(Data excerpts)

··········

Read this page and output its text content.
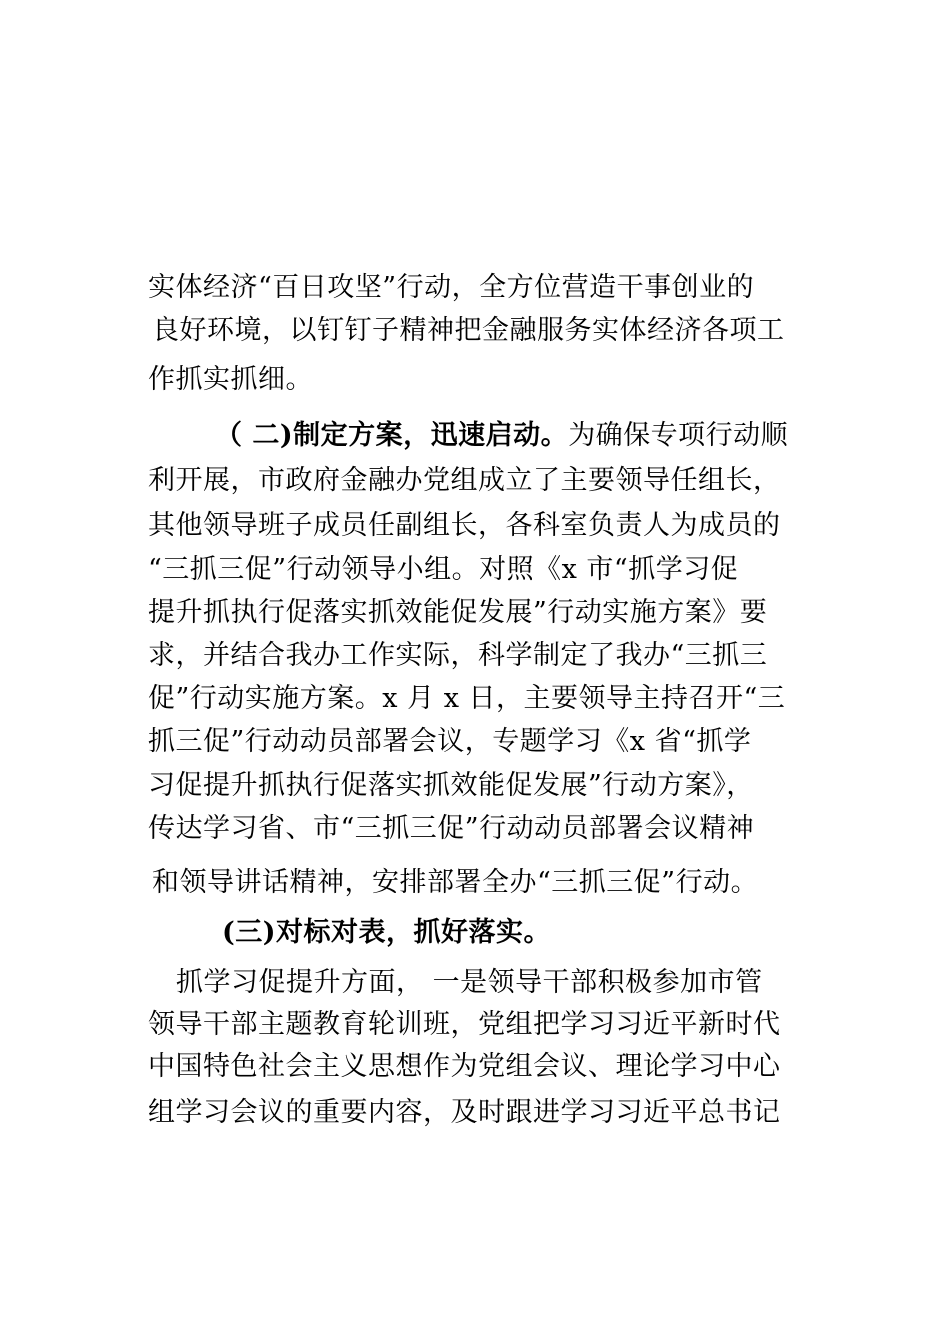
实体经济“百日攻坚”行动，全方位营造干事创业的
良好环境，以钉钉子精神把金融服务实体经济各项工
作抓实抓细。
（ 二)制定方案，迅速启动。为确保专项行动顺
利开展，市政府金融办党组成立了主要领导任组长，
其他领导班子成员任副组长，各科室负责人为成员的
“三抓三促”行动领导小组。对照《x 市“抓学习促
提升抓执行促落实抓效能促发展”行动实施方案》要
求，并结合我办工作实际，科学制定了我办“三抓三
促”行动实施方案。x 月 x 日，主要领导主持召开“三
抓三促”行动动员部署会议，专题学习《x 省“抓学
习促提升抓执行促落实抓效能促发展”行动方案》，
传达学习省、市“三抓三促”行动动员部署会议精神
和领导讲话精神，安排部署全办“三抓三促”行动。
(三)对标对表，抓好落实。
抓学习促提升方面， 一是领导干部积极参加市管
领导干部主题教育轮训班，党组把学习习近平新时代
中国特色社会主义思想作为党组会议、理论学习中心
组学习会议的重要内容，及时跟进学习习近平总书记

··········

◆ Given instruction
Gather each line holding the string "行动实施方案".

◆ Task output
提升抓执行促落实抓效能促发展”行动实施方案》要
促”行动实施方案。x 月 x 日，主要领导主持召开“三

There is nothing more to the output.